The exercise -
All the data should come back exactly as it was given.

(Data records)
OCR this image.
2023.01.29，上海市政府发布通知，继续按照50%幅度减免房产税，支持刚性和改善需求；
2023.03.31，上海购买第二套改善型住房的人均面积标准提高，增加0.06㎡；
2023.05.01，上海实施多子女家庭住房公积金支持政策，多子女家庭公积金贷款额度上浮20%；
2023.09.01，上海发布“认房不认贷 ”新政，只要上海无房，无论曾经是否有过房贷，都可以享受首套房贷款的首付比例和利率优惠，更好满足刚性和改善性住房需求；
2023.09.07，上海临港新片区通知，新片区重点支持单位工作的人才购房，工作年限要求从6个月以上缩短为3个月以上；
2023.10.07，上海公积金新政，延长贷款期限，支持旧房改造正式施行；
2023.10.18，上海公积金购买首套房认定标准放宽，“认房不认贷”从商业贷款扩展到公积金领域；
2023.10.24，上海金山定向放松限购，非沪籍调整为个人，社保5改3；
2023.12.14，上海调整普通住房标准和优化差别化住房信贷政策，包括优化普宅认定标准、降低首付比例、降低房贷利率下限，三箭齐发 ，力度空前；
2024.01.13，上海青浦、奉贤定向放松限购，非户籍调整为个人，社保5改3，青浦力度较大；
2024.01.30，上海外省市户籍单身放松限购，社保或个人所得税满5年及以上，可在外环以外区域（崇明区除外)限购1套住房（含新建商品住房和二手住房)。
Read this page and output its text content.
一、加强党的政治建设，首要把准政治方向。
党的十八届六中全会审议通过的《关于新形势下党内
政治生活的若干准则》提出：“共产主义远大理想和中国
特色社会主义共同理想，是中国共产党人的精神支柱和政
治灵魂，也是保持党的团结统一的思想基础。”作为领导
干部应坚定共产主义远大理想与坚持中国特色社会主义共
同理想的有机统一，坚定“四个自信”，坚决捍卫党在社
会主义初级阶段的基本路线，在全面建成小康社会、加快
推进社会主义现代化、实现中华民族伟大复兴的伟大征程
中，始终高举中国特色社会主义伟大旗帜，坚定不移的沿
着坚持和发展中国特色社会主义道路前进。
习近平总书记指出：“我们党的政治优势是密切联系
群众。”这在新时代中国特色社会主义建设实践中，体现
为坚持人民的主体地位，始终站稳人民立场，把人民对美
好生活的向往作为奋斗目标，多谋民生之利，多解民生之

Completed task -
OCR this image.
2023.01.29，上海市政府发布通知，继续按照50%幅度减免房产税，支持刚性和改善需求；
2023.03.31，上海购买第二套改善型住房的人均面积标准提高，增加0.06㎡；
2023.05.01，上海实施多子女家庭住房公积金支持政策，多子女家庭公积金贷款额度上浮20%；
2023.09.01，上海发布“认房不认贷 ”新政，只要上海无房，无论曾经是否有过房贷，都可以享受首套房贷款的首付比例和利率优惠，更好满足刚性和改善性住房需求；
2023.09.07，上海临港新片区通知，新片区重点支持单位工作的人才购房，工作年限要求从6个月以上缩短为3个月以上；
2023.10.07，上海公积金新政，延长贷款期限，支持旧房改造正式施行；
2023.10.18，上海公积金购买首套房认定标准放宽，“认房不认贷”从商业贷款扩展到公积金领域；
2023.10.24，上海金山定向放松限购，非沪籍调整为个人，社保5改3；
2023.12.14，上海调整普通住房标准和优化差别化住房信贷政策，包括优化普宅认定标准、降低首付比例、降低房贷利率下限，三箭齐发 ，力度空前；
2024.01.13，上海青浦、奉贤定向放松限购，非户籍调整为个人，社保5改3，青浦力度较大；
2024.01.30，上海外省市户籍单身放松限购，社保或个人所得税满5年及以上，可在外环以外区域（崇明区除外)限购1套住房（含新建商品住房和二手住房)。
Read this page and output its text content.
一、加强党的政治建设，首要把准政治方向。
党的十八届六中全会审议通过的《关于新形势下党内
政治生活的若干准则》提出：“共产主义远大理想和中国
特色社会主义共同理想，是中国共产党人的精神支柱和政
治灵魂，也是保持党的团结统一的思想基础。”作为领导
干部应坚定共产主义远大理想与坚持中国特色社会主义共
同理想的有机统一，坚定“四个自信”，坚决捍卫党在社
会主义初级阶段的基本路线，在全面建成小康社会、加快
推进社会主义现代化、实现中华民族伟大复兴的伟大征程
中，始终高举中国特色社会主义伟大旗帜，坚定不移的沿
着坚持和发展中国特色社会主义道路前进。
习近平总书记指出：“我们党的政治优势是密切联系
群众。”这在新时代中国特色社会主义建设实践中，体现
为坚持人民的主体地位，始终站稳人民立场，把人民对美
好生活的向往作为奋斗目标，多谋民生之利，多解民生之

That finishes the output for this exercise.